Collected data entries
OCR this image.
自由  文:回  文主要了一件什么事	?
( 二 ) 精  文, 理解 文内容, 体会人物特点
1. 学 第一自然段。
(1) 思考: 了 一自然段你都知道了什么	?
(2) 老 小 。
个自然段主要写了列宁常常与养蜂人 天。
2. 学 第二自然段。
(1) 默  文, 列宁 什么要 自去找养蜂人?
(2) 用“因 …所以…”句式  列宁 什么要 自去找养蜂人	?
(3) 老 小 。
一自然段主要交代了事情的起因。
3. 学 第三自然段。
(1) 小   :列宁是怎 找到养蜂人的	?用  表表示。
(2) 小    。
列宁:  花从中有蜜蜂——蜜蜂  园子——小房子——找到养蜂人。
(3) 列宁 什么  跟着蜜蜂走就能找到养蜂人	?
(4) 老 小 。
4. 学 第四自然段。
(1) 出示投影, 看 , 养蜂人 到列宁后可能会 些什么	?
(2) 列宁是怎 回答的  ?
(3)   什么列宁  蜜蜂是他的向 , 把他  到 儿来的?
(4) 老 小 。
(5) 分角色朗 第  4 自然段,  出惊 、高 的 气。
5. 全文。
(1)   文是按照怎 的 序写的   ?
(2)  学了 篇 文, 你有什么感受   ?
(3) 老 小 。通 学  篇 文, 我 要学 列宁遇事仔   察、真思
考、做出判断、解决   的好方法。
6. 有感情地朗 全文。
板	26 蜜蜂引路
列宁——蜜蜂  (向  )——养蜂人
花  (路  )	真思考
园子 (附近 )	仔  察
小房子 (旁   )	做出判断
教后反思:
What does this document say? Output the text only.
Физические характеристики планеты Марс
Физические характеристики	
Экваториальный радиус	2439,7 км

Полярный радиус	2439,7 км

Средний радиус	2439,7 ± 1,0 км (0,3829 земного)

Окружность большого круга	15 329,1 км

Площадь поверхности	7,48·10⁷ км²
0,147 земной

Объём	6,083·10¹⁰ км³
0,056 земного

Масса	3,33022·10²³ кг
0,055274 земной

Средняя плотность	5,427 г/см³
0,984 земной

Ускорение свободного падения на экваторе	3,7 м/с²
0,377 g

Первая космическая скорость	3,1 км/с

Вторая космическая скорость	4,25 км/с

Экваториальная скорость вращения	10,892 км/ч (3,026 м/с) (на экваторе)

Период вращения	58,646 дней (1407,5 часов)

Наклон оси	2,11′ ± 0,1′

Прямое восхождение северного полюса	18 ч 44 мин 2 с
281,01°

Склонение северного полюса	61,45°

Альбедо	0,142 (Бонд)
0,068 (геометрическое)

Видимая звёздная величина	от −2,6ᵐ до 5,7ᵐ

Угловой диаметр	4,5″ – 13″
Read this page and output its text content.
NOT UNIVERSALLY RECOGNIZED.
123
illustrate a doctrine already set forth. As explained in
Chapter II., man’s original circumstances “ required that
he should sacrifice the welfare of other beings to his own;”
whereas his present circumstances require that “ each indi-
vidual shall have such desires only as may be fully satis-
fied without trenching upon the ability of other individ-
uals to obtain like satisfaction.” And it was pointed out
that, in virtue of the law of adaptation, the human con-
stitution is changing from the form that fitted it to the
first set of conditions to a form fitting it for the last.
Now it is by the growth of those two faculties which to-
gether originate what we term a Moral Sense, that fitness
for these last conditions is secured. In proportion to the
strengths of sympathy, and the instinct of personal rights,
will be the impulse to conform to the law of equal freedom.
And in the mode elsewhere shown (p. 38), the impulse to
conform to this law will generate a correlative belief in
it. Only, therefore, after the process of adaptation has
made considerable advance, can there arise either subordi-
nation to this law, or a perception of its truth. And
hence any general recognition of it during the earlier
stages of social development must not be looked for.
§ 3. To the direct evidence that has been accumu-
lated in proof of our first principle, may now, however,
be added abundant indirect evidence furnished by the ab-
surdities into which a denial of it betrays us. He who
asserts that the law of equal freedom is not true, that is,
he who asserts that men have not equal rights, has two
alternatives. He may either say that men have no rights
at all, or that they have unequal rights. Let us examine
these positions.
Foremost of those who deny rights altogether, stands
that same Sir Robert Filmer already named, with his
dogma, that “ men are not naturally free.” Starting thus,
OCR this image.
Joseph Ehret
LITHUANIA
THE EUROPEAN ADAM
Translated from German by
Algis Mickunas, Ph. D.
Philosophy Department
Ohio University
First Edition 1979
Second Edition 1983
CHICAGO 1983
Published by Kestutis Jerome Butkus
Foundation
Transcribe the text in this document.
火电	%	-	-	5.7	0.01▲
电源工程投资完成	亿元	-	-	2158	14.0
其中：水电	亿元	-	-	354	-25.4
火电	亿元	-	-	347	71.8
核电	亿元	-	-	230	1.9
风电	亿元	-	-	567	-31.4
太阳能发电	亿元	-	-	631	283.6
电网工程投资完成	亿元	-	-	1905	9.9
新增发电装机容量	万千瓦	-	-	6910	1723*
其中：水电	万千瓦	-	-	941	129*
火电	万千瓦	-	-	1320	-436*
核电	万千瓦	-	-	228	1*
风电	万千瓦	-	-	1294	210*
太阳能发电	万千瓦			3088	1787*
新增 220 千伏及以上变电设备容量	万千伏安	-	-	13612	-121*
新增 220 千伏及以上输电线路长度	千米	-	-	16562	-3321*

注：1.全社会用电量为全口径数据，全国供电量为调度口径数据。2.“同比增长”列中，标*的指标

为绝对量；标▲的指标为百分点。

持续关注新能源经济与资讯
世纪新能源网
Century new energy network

_Exercise_
Write out the records shown above, exactly as they appear.

_Task result_
OCR this image.
自由  文:回  文主要了一件什么事	?
( 二 ) 精  文, 理解 文内容, 体会人物特点
1. 学 第一自然段。
(1) 思考: 了 一自然段你都知道了什么	?
(2) 老 小 。
个自然段主要写了列宁常常与养蜂人 天。
2. 学 第二自然段。
(1) 默  文, 列宁 什么要 自去找养蜂人?
(2) 用“因 …所以…”句式  列宁 什么要 自去找养蜂人	?
(3) 老 小 。
一自然段主要交代了事情的起因。
3. 学 第三自然段。
(1) 小   :列宁是怎 找到养蜂人的	?用  表表示。
(2) 小    。
列宁:  花从中有蜜蜂——蜜蜂  园子——小房子——找到养蜂人。
(3) 列宁 什么  跟着蜜蜂走就能找到养蜂人	?
(4) 老 小 。
4. 学 第四自然段。
(1) 出示投影, 看 , 养蜂人 到列宁后可能会 些什么	?
(2) 列宁是怎 回答的  ?
(3)   什么列宁  蜜蜂是他的向 , 把他  到 儿来的?
(4) 老 小 。
(5) 分角色朗 第  4 自然段,  出惊 、高 的 气。
5. 全文。
(1)   文是按照怎 的 序写的   ?
(2)  学了 篇 文, 你有什么感受   ?
(3) 老 小 。通 学  篇 文, 我 要学 列宁遇事仔   察、真思
考、做出判断、解决   的好方法。
6. 有感情地朗 全文。
板	26 蜜蜂引路
列宁——蜜蜂  (向  )——养蜂人
花  (路  )	真思考
园子 (附近 )	仔  察
小房子 (旁   )	做出判断
教后反思:
What does this document say? Output the text only.
Физические характеристики планеты Марс
Физические характеристики	
Экваториальный радиус	2439,7 км

Полярный радиус	2439,7 км

Средний радиус	2439,7 ± 1,0 км (0,3829 земного)

Окружность большого круга	15 329,1 км

Площадь поверхности	7,48·10⁷ км²
0,147 земной

Объём	6,083·10¹⁰ км³
0,056 земного

Масса	3,33022·10²³ кг
0,055274 земной

Средняя плотность	5,427 г/см³
0,984 земной

Ускорение свободного падения на экваторе	3,7 м/с²
0,377 g

Первая космическая скорость	3,1 км/с

Вторая космическая скорость	4,25 км/с

Экваториальная скорость вращения	10,892 км/ч (3,026 м/с) (на экваторе)

Период вращения	58,646 дней (1407,5 часов)

Наклон оси	2,11′ ± 0,1′

Прямое восхождение северного полюса	18 ч 44 мин 2 с
281,01°

Склонение северного полюса	61,45°

Альбедо	0,142 (Бонд)
0,068 (геометрическое)

Видимая звёздная величина	от −2,6ᵐ до 5,7ᵐ

Угловой диаметр	4,5″ – 13″
Read this page and output its text content.
NOT UNIVERSALLY RECOGNIZED.
123
illustrate a doctrine already set forth. As explained in
Chapter II., man’s original circumstances “ required that
he should sacrifice the welfare of other beings to his own;”
whereas his present circumstances require that “ each indi-
vidual shall have such desires only as may be fully satis-
fied without trenching upon the ability of other individ-
uals to obtain like satisfaction.” And it was pointed out
that, in virtue of the law of adaptation, the human con-
stitution is changing from the form that fitted it to the
first set of conditions to a form fitting it for the last.
Now it is by the growth of those two faculties which to-
gether originate what we term a Moral Sense, that fitness
for these last conditions is secured. In proportion to the
strengths of sympathy, and the instinct of personal rights,
will be the impulse to conform to the law of equal freedom.
And in the mode elsewhere shown (p. 38), the impulse to
conform to this law will generate a correlative belief in
it. Only, therefore, after the process of adaptation has
made considerable advance, can there arise either subordi-
nation to this law, or a perception of its truth. And
hence any general recognition of it during the earlier
stages of social development must not be looked for.
§ 3. To the direct evidence that has been accumu-
lated in proof of our first principle, may now, however,
be added abundant indirect evidence furnished by the ab-
surdities into which a denial of it betrays us. He who
asserts that the law of equal freedom is not true, that is,
he who asserts that men have not equal rights, has two
alternatives. He may either say that men have no rights
at all, or that they have unequal rights. Let us examine
these positions.
Foremost of those who deny rights altogether, stands
that same Sir Robert Filmer already named, with his
dogma, that “ men are not naturally free.” Starting thus,
OCR this image.
Joseph Ehret
LITHUANIA
THE EUROPEAN ADAM
Translated from German by
Algis Mickunas, Ph. D.
Philosophy Department
Ohio University
First Edition 1979
Second Edition 1983
CHICAGO 1983
Published by Kestutis Jerome Butkus
Foundation
Transcribe the text in this document.
火电	%	-	-	5.7	0.01▲
电源工程投资完成	亿元	-	-	2158	14.0
其中：水电	亿元	-	-	354	-25.4
火电	亿元	-	-	347	71.8
核电	亿元	-	-	230	1.9
风电	亿元	-	-	567	-31.4
太阳能发电	亿元	-	-	631	283.6
电网工程投资完成	亿元	-	-	1905	9.9
新增发电装机容量	万千瓦	-	-	6910	1723*
其中：水电	万千瓦	-	-	941	129*
火电	万千瓦	-	-	1320	-436*
核电	万千瓦	-	-	228	1*
风电	万千瓦	-	-	1294	210*
太阳能发电	万千瓦			3088	1787*
新增 220 千伏及以上变电设备容量	万千伏安	-	-	13612	-121*
新增 220 千伏及以上输电线路长度	千米	-	-	16562	-3321*

注：1.全社会用电量为全口径数据，全国供电量为调度口径数据。2.“同比增长”列中，标*的指标

为绝对量；标▲的指标为百分点。

持续关注新能源经济与资讯
世纪新能源网
Century new energy network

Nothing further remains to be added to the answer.